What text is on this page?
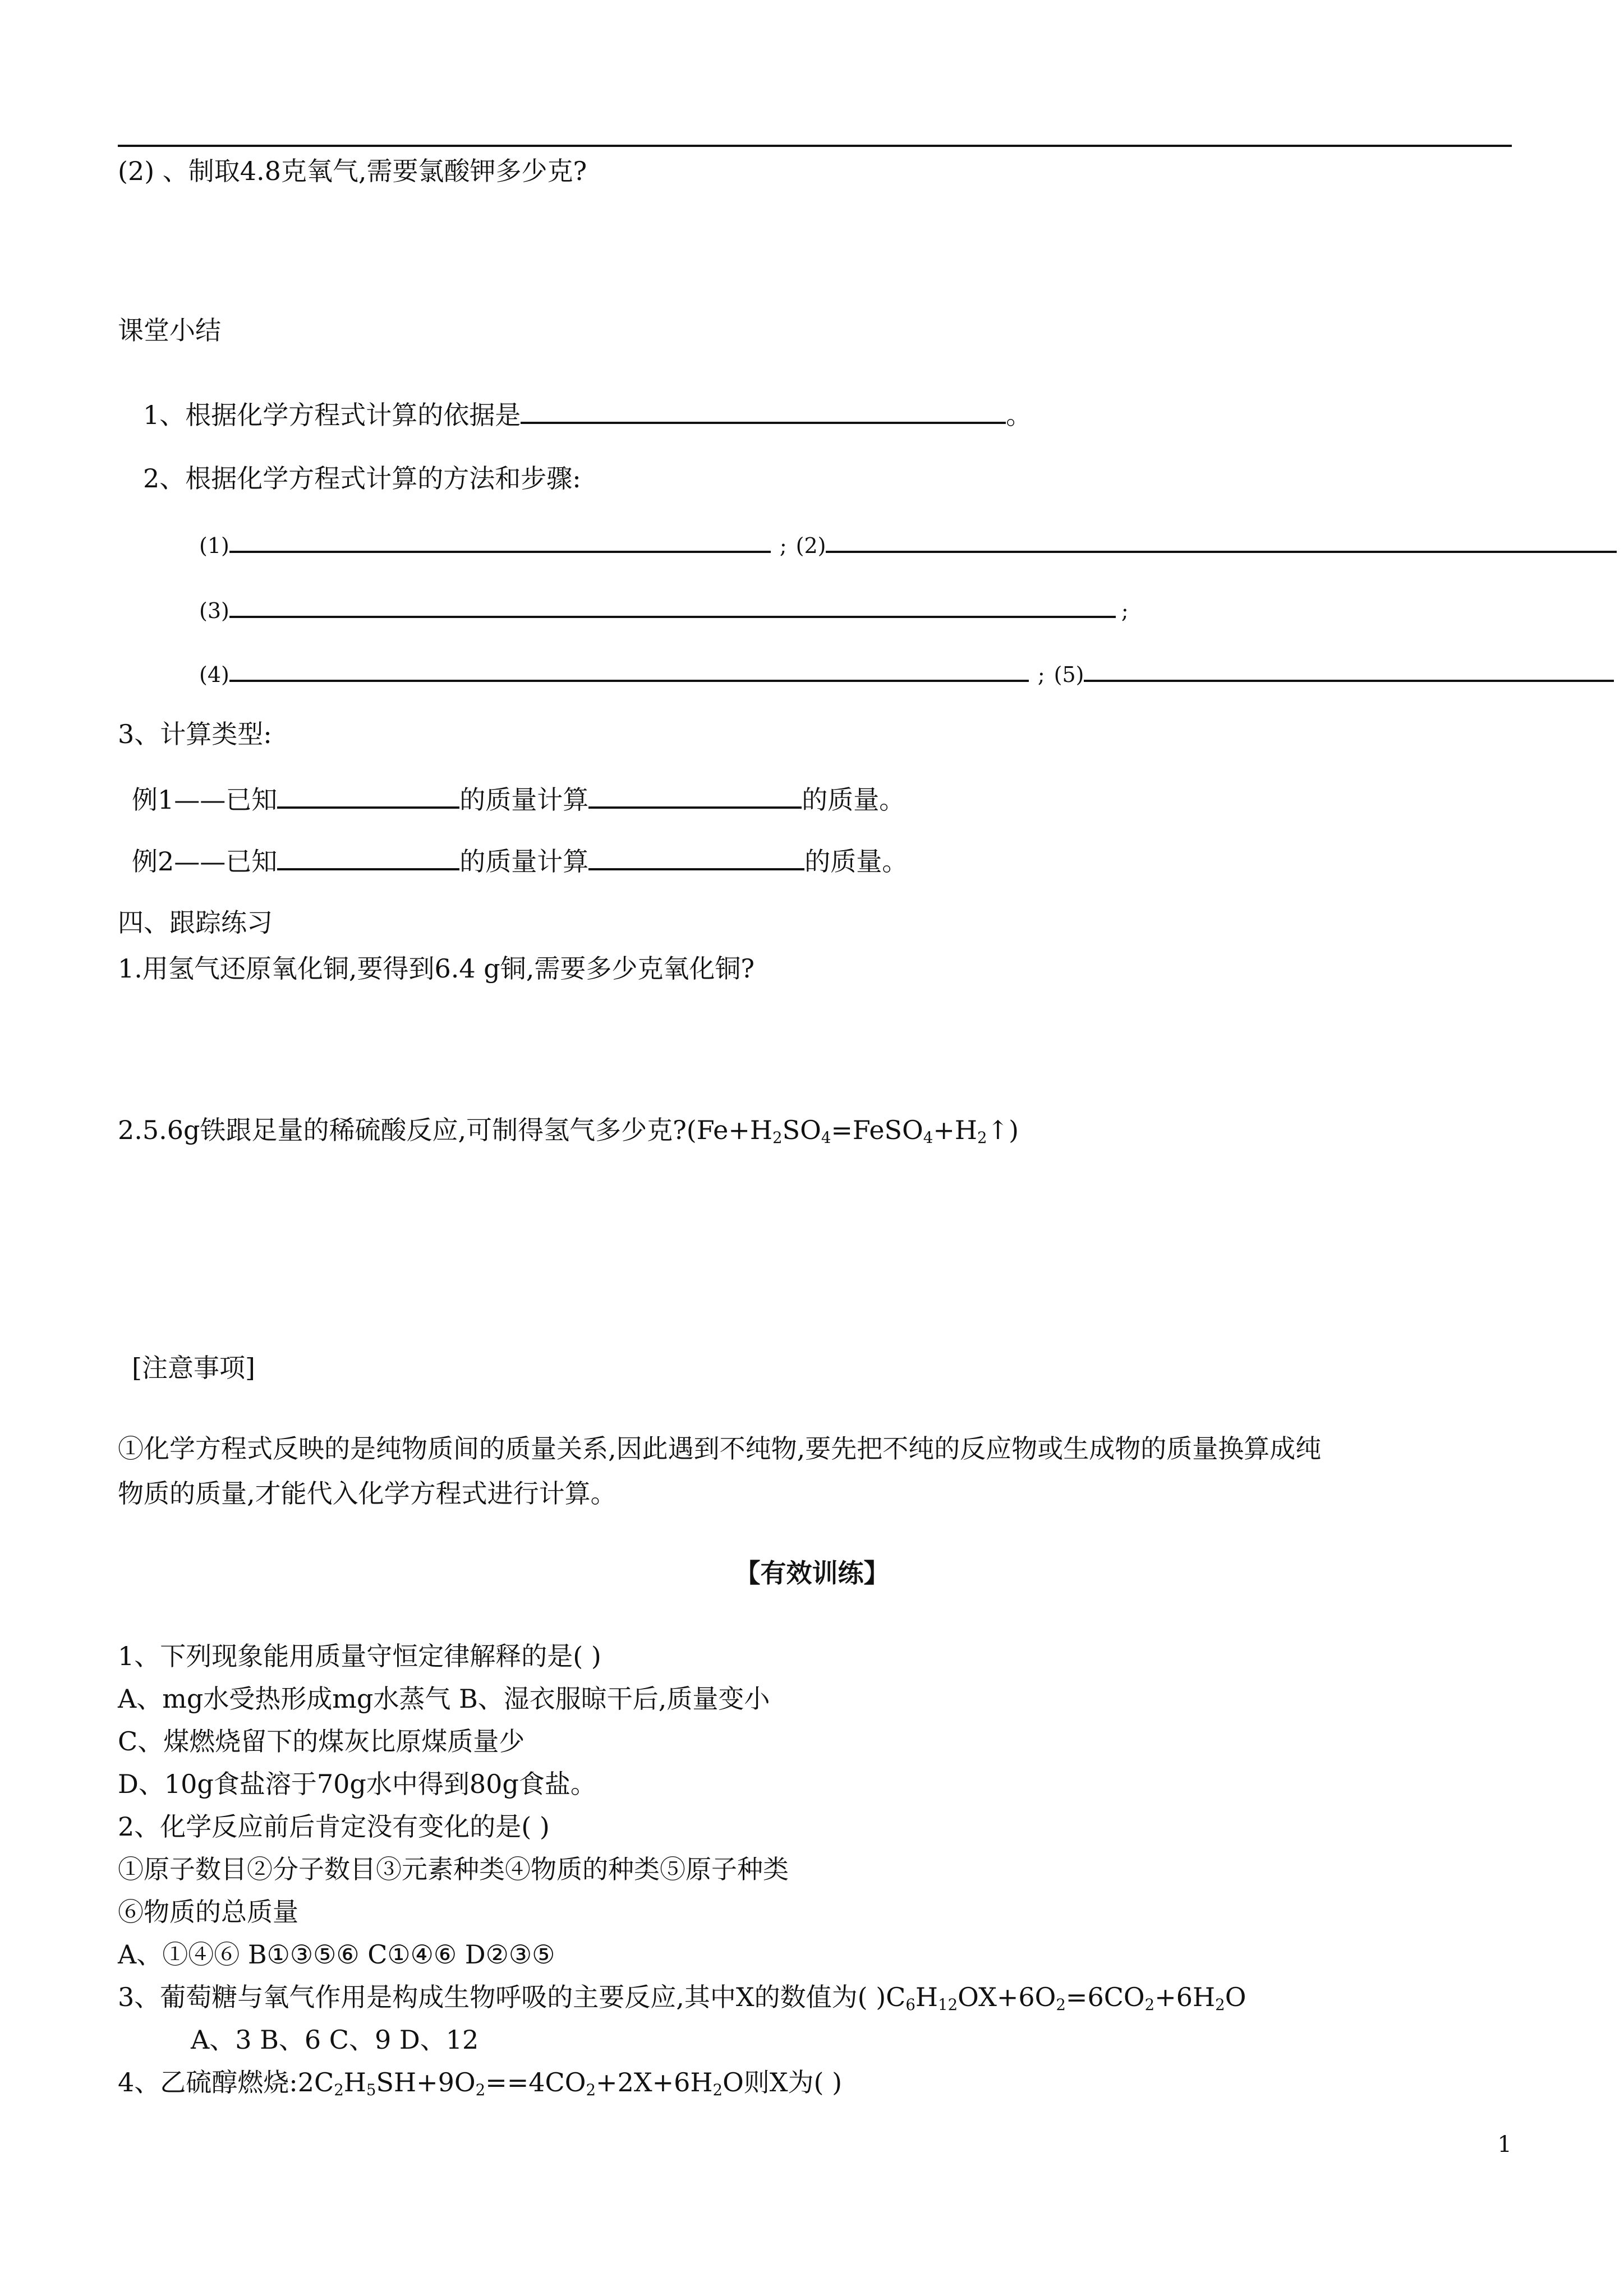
(2) 、制取4.8克氧气,需要氯酸钾多少克?
课堂小结
1、根据化学方程式计算的依据是	。
2、根据化学方程式计算的方法和步骤:
(1)	; (2)
(3)	;
(4)	; (5)
3、计算类型:
例1——已知	的质量计算	的质量。
例2——已知	的质量计算	的质量。
四、跟踪练习
1.用氢气还原氧化铜,要得到6.4 g铜,需要多少克氧化铜?
2.5.6g铁跟足量的稀硫酸反应,可制得氢气多少克$?(Fe+H_2SO_4=FeSO_4+H_2↑)$
[注意事项]
①化学方程式反映的是纯物质间的质量关系,因此遇到不纯物,要先把不纯的反应物或生成物的质量换算成纯
物质的质量,才能代入化学方程式进行计算。
【有效训练】
1、下列现象能用质量守恒定律解释的是( )
A、mg水受热形成mg水蒸气 B、湿衣服晾干后,质量变小
C、煤燃烧留下的煤灰比原煤质量少
D、10g食盐溶于70g水中得到80g食盐。
2、化学反应前后肯定没有变化的是( )
①原子数目②分子数目③元素种类④物质的种类⑤原子种类
⑥物质的总质量
A、①④⑥ B①③⑤⑥ C①④⑥ D②③⑤
3、葡萄糖与氧气作用是构成生物呼吸的主要反应,其中X的数值为( )$C_6H_{12}OX+6O_2=6CO_2+6H_2O$
A、3 B、6 C、9 D、12
4、乙硫醇燃烧$:2C_2H_5SH+9O_2==4CO_2+2X+6H_2O$则X为( )
1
******
▸ **Exercise directions**
Reproduce the data verbatim. Do not carry any picture into the copy.

▸ **Result of the exercise**
What text is on this page?
(2) 、制取4.8克氧气,需要氯酸钾多少克?
课堂小结
1、根据化学方程式计算的依据是	。
2、根据化学方程式计算的方法和步骤:
(1)	; (2)
(3)	;
(4)	; (5)
3、计算类型:
例1——已知	的质量计算	的质量。
例2——已知	的质量计算	的质量。
四、跟踪练习
1.用氢气还原氧化铜,要得到6.4 g铜,需要多少克氧化铜?
2.5.6g铁跟足量的稀硫酸反应,可制得氢气多少克$?(Fe+H_2SO_4=FeSO_4+H_2↑)$
[注意事项]
①化学方程式反映的是纯物质间的质量关系,因此遇到不纯物,要先把不纯的反应物或生成物的质量换算成纯
物质的质量,才能代入化学方程式进行计算。
【有效训练】
1、下列现象能用质量守恒定律解释的是( )
A、mg水受热形成mg水蒸气 B、湿衣服晾干后,质量变小
C、煤燃烧留下的煤灰比原煤质量少
D、10g食盐溶于70g水中得到80g食盐。
2、化学反应前后肯定没有变化的是( )
①原子数目②分子数目③元素种类④物质的种类⑤原子种类
⑥物质的总质量
A、①④⑥ B①③⑤⑥ C①④⑥ D②③⑤
3、葡萄糖与氧气作用是构成生物呼吸的主要反应,其中X的数值为( )$C_6H_{12}OX+6O_2=6CO_2+6H_2O$
A、3 B、6 C、9 D、12
4、乙硫醇燃烧$:2C_2H_5SH+9O_2==4CO_2+2X+6H_2O$则X为( )
1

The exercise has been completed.